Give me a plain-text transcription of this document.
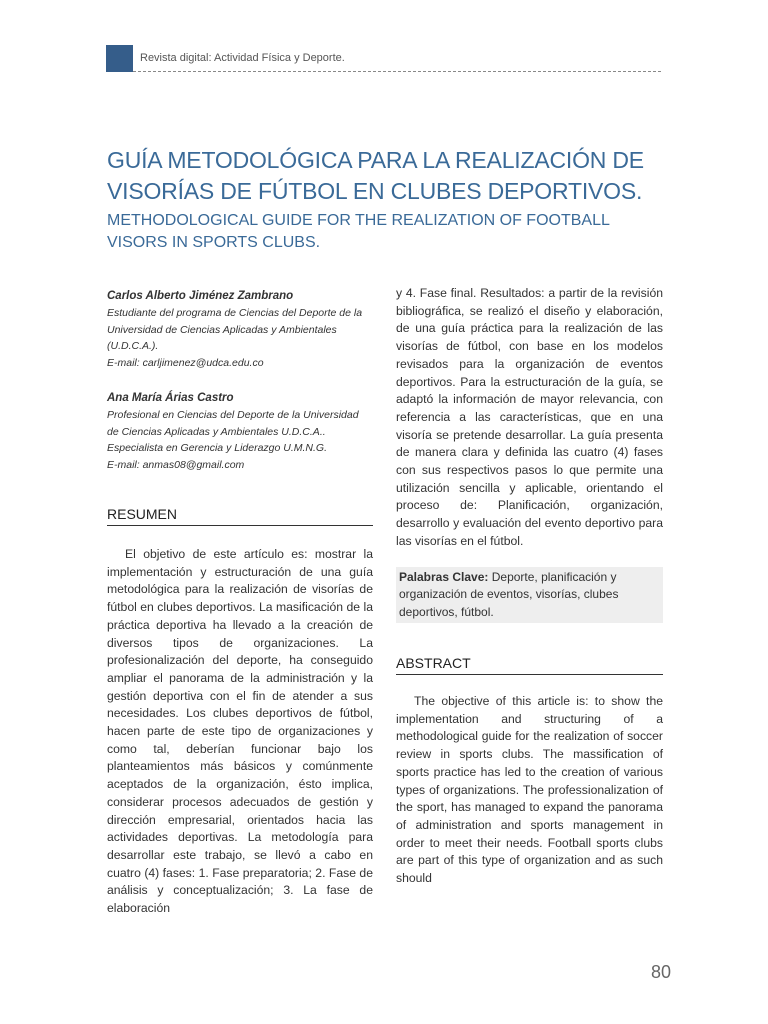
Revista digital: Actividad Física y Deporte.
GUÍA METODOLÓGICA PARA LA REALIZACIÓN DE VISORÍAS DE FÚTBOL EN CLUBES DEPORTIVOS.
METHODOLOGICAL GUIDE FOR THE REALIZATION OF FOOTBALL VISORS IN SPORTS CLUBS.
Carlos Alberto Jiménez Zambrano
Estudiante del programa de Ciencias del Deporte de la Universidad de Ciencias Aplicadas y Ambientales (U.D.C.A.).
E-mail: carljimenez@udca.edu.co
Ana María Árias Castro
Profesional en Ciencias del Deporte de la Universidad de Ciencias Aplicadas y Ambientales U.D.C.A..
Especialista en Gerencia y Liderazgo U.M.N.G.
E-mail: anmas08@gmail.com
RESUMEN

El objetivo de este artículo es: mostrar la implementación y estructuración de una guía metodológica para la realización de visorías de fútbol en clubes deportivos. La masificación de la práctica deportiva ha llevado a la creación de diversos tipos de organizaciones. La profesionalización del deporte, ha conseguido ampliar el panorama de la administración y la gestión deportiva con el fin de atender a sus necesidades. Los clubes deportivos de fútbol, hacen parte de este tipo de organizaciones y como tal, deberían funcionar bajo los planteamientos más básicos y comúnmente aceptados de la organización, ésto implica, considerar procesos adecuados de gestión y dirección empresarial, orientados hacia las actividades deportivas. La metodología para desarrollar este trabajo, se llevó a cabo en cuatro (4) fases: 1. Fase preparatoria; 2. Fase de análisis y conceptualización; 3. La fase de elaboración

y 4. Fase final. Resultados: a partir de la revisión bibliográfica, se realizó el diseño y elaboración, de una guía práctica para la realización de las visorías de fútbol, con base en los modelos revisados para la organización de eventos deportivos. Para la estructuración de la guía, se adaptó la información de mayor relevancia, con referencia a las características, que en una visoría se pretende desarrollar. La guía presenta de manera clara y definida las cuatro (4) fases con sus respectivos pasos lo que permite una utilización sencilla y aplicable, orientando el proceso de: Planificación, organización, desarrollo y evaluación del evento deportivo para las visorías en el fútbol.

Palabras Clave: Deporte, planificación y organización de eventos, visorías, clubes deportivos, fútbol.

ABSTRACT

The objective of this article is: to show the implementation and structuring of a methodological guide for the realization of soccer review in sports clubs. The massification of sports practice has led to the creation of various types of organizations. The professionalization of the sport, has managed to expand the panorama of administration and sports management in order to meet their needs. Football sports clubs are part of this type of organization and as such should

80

□ □ □ □

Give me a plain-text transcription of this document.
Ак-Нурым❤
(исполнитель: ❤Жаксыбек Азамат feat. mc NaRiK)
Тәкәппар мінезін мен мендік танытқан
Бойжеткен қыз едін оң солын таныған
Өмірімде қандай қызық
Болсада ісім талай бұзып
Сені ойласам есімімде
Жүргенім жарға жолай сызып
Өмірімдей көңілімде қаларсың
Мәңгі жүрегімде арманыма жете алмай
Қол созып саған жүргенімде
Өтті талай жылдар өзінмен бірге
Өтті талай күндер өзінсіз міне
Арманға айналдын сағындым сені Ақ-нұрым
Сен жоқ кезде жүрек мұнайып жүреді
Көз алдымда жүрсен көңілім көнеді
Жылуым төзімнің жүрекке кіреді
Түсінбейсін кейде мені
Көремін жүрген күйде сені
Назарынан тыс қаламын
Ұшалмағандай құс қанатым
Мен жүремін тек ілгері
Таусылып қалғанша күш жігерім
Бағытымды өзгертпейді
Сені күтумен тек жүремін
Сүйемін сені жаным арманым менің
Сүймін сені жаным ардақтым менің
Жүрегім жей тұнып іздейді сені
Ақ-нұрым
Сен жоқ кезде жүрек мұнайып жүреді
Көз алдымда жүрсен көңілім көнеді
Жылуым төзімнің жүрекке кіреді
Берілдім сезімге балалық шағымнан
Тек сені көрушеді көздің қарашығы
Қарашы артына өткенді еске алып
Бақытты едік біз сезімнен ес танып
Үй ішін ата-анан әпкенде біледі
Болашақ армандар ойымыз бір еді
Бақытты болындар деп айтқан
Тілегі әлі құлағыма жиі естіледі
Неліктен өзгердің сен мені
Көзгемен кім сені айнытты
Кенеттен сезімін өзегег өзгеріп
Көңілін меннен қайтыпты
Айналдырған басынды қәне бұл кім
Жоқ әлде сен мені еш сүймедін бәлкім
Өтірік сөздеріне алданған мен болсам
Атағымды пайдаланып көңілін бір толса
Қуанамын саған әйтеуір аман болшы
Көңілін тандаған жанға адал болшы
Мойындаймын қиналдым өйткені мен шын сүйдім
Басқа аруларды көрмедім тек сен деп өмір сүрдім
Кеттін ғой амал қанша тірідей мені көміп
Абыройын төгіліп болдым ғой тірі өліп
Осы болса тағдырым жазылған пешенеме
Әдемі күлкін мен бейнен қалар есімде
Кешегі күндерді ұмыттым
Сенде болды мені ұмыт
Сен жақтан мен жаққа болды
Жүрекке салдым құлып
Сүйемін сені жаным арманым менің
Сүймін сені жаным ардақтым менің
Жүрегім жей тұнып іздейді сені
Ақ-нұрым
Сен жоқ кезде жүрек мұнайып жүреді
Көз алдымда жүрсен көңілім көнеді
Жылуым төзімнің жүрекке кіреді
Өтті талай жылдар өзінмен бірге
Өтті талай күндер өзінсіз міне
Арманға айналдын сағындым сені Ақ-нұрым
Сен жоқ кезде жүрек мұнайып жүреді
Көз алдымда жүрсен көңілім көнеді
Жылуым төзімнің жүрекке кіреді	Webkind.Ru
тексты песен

□ □ □ □

Challenge: Your task is to list each line of the records with the word "болшы".

Solution to this task:
Қуанамын саған әйтеуір аман болшы
Көңілін тандаған жанға адал болшы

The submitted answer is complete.